◆ What to produce
Give only the number of lines that contain the word "paroisse".

◆ Given data

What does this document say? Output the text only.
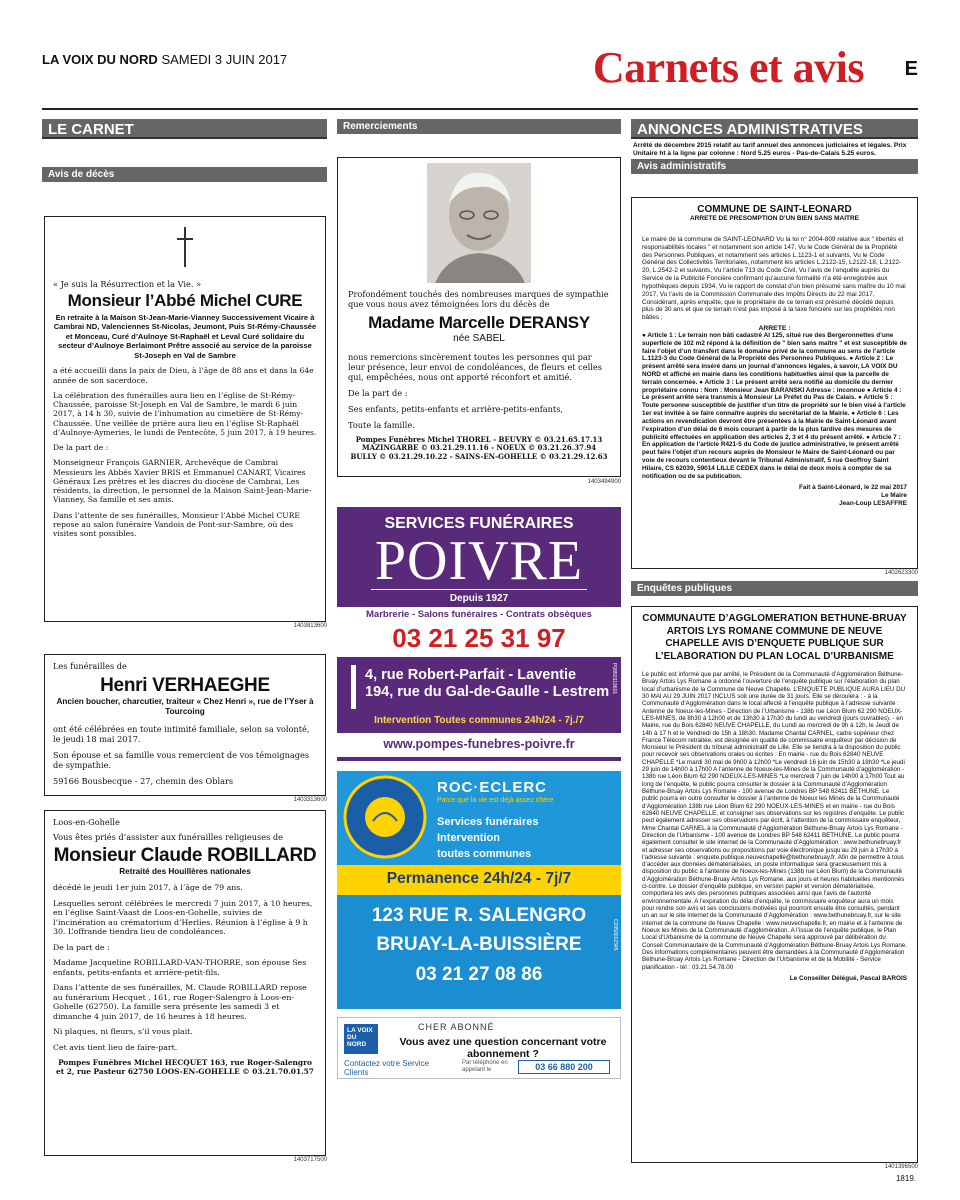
LA VOIX DU NORD SAMEDI 3 JUIN 2017	Carnets et avis E
LE CARNET
Avis de décès
« Je suis la Résurrection et la Vie. »
Monsieur l’Abbé Michel CURE
En retraite à la Maison St-Jean-Marie-Vianney Successivement Vicaire à Cambrai ND, Valenciennes St-Nicolas, Jeumont, Puis St-Rémy-Chaussée et Monceau, Curé d’Aulnoye St-Raphaël et Leval Curé solidaire du secteur d’Aulnoye Berlaimont Prêtre associé au service de la paroisse St-Joseph en Val de Sambre
a été accueilli dans la paix de Dieu, à l’âge de 88 ans et dans la 64e année de son sacerdoce.
La célébration des funérailles aura lieu en l’église de St-Rémy-Chaussée, paroisse St-Joseph en Val de Sambre, le mardi 6 juin 2017, à 14 h 30, suivie de l’inhumation au cimetière de St-Rémy-Chaussée. Une veillée de prière aura lieu en l’église St-Raphaël d’Aulnoye-Aymeries, le lundi de Pentecôte, 5 juin 2017, à 19 heures.
De la part de :
Monseigneur François GARNIER, Archevêque de Cambrai Messieurs les Abbés Xavier BRIS et Emmanuel CANART, Vicaires Généraux Les prêtres et les diacres du diocèse de Cambrai, Les résidents, la direction, le personnel de la Maison Saint-Jean-Marie-Vianney, Sa famille et ses amis.
Dans l’attente de ses funérailles, Monsieur l’Abbé Michel CURE repose au salon funéraire Vandois de Pont-sur-Sambre, où des visites sont possibles.
1403813600
Les funérailles de
Henri VERHAEGHE
Ancien boucher, charcutier, traiteur « Chez Henri », rue de l’Yser à Tourcoing
ont été célébrées en toute intimité familiale, selon sa volonté, le jeudi 18 mai 2017.
Son épouse et sa famille vous remercient de vos témoignages de sympathie.
59166 Bousbecque - 27, chemin des Oblars
1403313600
Loos-en-Gohelle
Vous êtes priés d’assister aux funérailles religieuses de
Monsieur Claude ROBILLARD
Retraité des Houillères nationales
décédé le jeudi 1er juin 2017, à l’âge de 79 ans.
Lesquelles seront célébrées le mercredi 7 juin 2017, à 10 heures, en l’église Saint-Vaast de Loos-en-Gohelle, suivies de l’incinération au crématorium d’Herlies. Réunion à l’église à 9 h 30. L’offrande tiendra lieu de condoléances.
De la part de :
Madame Jacqueline ROBILLARD-VAN-THORRE, son épouse Ses enfants, petits-enfants et arrière-petit-fils.
Dans l’attente de ses funérailles, M. Claude ROBILLARD repose au funérarium Hecquet , 161, rue Roger-Salengro à Loos-en-Gohelle (62750). La famille sera présente les samedi 3 et dimanche 4 juin 2017, de 16 heures à 18 heures.
Ni plaques, ni fleurs, s’il vous plait.
Cet avis tient lieu de faire-part.
Pompes Funèbres Michel HECQUET 163, rue Roger-Salengro et 2, rue Pasteur 62750 LOOS-EN-GOHELLE © 03.21.70.01.57
1403717500
Remerciements
Profondément touchés des nombreuses marques de sympathie que vous nous avez témoignées lors du décès de
Madame Marcelle DERANSY
née SABEL
nous remercions sincèrement toutes les personnes qui par leur présence, leur envoi de condoléances, de fleurs et celles qui, empêchées, nous ont apporté réconfort et amitié.
De la part de :
Ses enfants, petits-enfants et arrière-petits-enfants,
Toute la famille.
Pompes Funèbres Michel THOREL - BEUVRY © 03.21.65.17.13 MAZINGARBE © 03.21.29.11.16 - NOEUX © 03.21.26.37.94 BULLY © 03.21.29.10.22 - SAINS-EN-GOHELLE © 03.21.29.12.63
1403494900
SERVICES FUNÉRAIRES
POIVRE
Depuis 1927
Marbrerie - Salons funéraires - Contrats obsèques
03 21 25 31 97
4, rue Robert-Parfait - Laventie
194, rue du Gal-de-Gaulle - Lestrem P0850319601
Intervention Toutes communes 24h/24 - 7j./7
www.pompes-funebres-poivre.fr
ROC·ECLERC
Parce que la vie est déjà assez chère
Services funéraires
Intervention
toutes communes
Permanence 24h/24 - 7j/7
123 RUE R. SALENGRO
BRUAY-LA-BUISSIÈRE
03 21 27 08 86
C0350012345
LA VOIX DU NORD
CHER ABONNÉ
Vous avez une question concernant votre abonnement ?
Contactez votre Service Clients
Par téléphone en appelant le	03 66 880 200
ANNONCES ADMINISTRATIVES
Arrêté de décembre 2015 relatif au tarif annuel des annonces judiciaires et légales. Prix Unitaire ht à la ligne par colonne : Nord 5.25 euros - Pas-de-Calais 5.25 euros.
Avis administratifs
COMMUNE DE SAINT-LEONARD
ARRETE DE PRESOMPTION D’UN BIEN SANS MAITRE
Le maire de la commune de SAINT-LEONARD Vu la loi n° 2004-809 relative aux " libertés et responsabilités locales " et notamment son article 147, Vu le Code Général de la Propriété des Personnes Publiques, et notamment ses articles L.1123-1 et suivants, Vu le Code Général des Collectivités Territoriales, notamment les articles L.2122-15, L2122-18, L.2122-20, L.2542-2 et suivants, Vu l’article 713 du Code Civil, Vu l’avis de l’enquête auprès du Service de la Publicité Foncière confirmant qu’aucune formalité n’a été enregistrée aux hypothèques depuis 1934, Vu le rapport de constat d’un bien présumé sans maître du 10 mai 2017, Vu l’avis de la Commission Communale des Impôts Directs du 22 mai 2017, Considérant, après enquête, que le propriétaire de ce terrain est présumé décédé depuis plus de 30 ans et que ce terrain n’est pas imposé à la taxe foncière sur les propriétés non bâties ;
ARRETE :
● Article 1 : Le terrain non bâti cadastré AI 125, situé rue des Bergeronnettes d’une superficie de 102 m2 répond à la définition de " bien sans maître " et est susceptible de faire l’objet d’un transfert dans le domaine privé de la commune au sens de l’article L.1123-3 du Code Général de la Propriété des Personnes Publiques. ● Article 2 : Le présent arrêté sera inséré dans un journal d’annonces légales, à savoir, LA VOIX DU NORD et affiché en mairie dans les conditions habituelles ainsi que la parcelle de terrain concernée. ● Article 3 : Le présent arrêté sera notifié au domicile du dernier propriétaire connu : Nom : Monsieur Jean BARANSKI Adresse : inconnue ● Article 4 : Le présent arrêté sera transmis à Monsieur Le Préfet du Pas de Calais. ● Article 5 : Toute personne susceptible de justifier d’un titre de propriété sur le bien visé à l’article 1er est invitée à se faire connaître auprès du secrétariat de la Mairie. ● Article 6 : Les actions en revendication devront être présentées à la Mairie de Saint-Léonard avant l’expiration d’un délai de 6 mois courant à partir de la plus tardive des mesures de publicité effectuées en application des articles 2, 3 et 4 du présent arrêté. ● Article 7 : En application de l’article R421-5 du Code de justice administrative, le présent arrêté peut faire l’objet d’un recours auprès de Monsieur le Maire de Saint-Léonard ou par voie de recours contentieux devant le Tribunal Administratif, 5 rue Geoffroy Saint Hilaire, CS 62039, 59014 LILLE CEDEX dans le délai de deux mois à compter de sa notification ou de sa publication.
Fait à Saint-Léonard, le 22 mai 2017
Le Maire
Jean-Loup LESAFFRE
1402623300
Enquêtes publiques
COMMUNAUTE D’AGGLOMERATION BETHUNE-BRUAY ARTOIS LYS ROMANE COMMUNE DE NEUVE CHAPELLE AVIS D’ENQUETE PUBLIQUE SUR L’ELABORATION DU PLAN LOCAL D’URBANISME
Le public est informé que par arrêté, le Président de la Communauté d’Agglomération Béthune-Bruay Artois Lys Romane a ordonné l’ouverture de l’enquête publique sur l’élaboration du plan local d’urbanisme de la Commune de Neuve Chapelle. L’ENQUETE PUBLIQUE AURA LIEU DU 30 MAI AU 29 JUIN 2017 INCLUS soit une durée de 31 jours. Elle se déroulera : - à la Communauté d’Agglomération dans le local affecté à l’enquête publique à l’adresse suivante : Antenne de Noeux-les-Mines - Direction de l’Urbanisme - 138b rue Léon Blum 62 290 NOEUX-LES-MINES, de 8h30 à 12h00 et de 13h30 à 17h30 du lundi au vendredi (jours ouvrables). - en Mairie, rue du Bois 62840 NEUVE CHAPELLE, du Lundi au mercredi de 9h à 12h, le Jeudi de 14h à 17 h et le Vendredi de 15h à 18h30. Madame Chantal CARNEL, cadre supérieur chez France Télécom retraitée, est désignée en qualité de commissaire enquêteur par décision de Monsieur le Président du tribunal administratif de Lille. Elle se tiendra à la disposition du public pour recevoir ses observations orales ou écrites : En mairie - rue du Bois 62840 NEUVE CHAPELLE *Le mardi 30 mai de 9h00 à 12h00 *Le vendredi 16 juin de 15h30 à 18h30 *Le jeudi 29 juin de 14h00 à 17h00 A l’antenne de Noeux-les-Mines de la Communauté d’agglomération - 138b rue Léon Blum 62 290 NOEUX-LES-MINES *Le mercredi 7 juin de 14h00 à 17h00 Tout au long de l’enquête, le public pourra consulter le dossier à la Communauté d’Agglomération Béthune-Bruay Artois Lys Romane - 100 avenue de Londres BP 548 62411 BETHUNE. Le public pourra en outre consulter le dossier à l’antenne de Noeux les Mines de la Communauté d’Agglomération 138b rue Léon Blum 62 290 NOEUX-LES-MINES et en mairie - rue du Bois 62840 NEUVE CHAPELLE, et consigner ses observations sur les registres d’enquête. Le public peut également adresser ses observations par écrit, à l’attention de la commissaire enquêteur, Mme Chantal CARNEL à la Communauté d’Agglomération Béthune-Bruay Artois Lys Romane - Direction de l’Urbanisme - 100 avenue de Londres BP 548 62411 BETHUNE. Le public pourra également consulter le site internet de la Communauté d’Agglomération : www.bethunebruay.fr et adresser ses observations ou propositions par voie électronique jusqu’au 29 juin à 17h30 à l’adresse suivante : enquete.publique.neuvechapelle@bethunebruay.fr. Afin de permettre à tous d’accéder aux données dématérialisées, un poste informatique sera gracieusement mis à disposition du public à l’antenne de Noeux-les-Mines (138b rue Léon Blum) de la Communauté d’Agglomération Béthune-Bruay Artois Lys Romane, aux jours et heures habituelles mentionnés ci-contre. Le dossier d’enquête publique, en version papier et version dématérialisée, comportera les avis des personnes publiques associées ainsi que l’avis de l’autorité environnementale. A l’expiration du délai d’enquête, le commissaire enquêteur aura un mois pour rendre son avis et ses conclusions motivées qui pourront ensuite être consultés, pendant un an sur le site internet de la Communauté d’Agglomération : www.bethunebruay.fr, sur le site internet de la commune de Neuve Chapelle : www.neuvechapelle.fr, en mairie et à l’antenne de Noeux les Mines de la Communauté d’agglomération. A l’issue de l’enquête publique, le Plan Local d’Urbanisme de la commune de Neuve Chapelle sera approuvé par délibération du Conseil Communautaire de la Communauté d’Agglomération Béthune-Bruay Artois Lys Romane. Des informations complémentaires peuvent être demandées à la Communauté d’Agglomération Béthune-Bruay Artois Lys Romane - Direction de l’Urbanisme et de la Mobilité - Service planification - tél : 03.21.54.78.00
Le Conseiller Délégué, Pascal BAROIS
1401396500
1819.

◆ Worked solution
2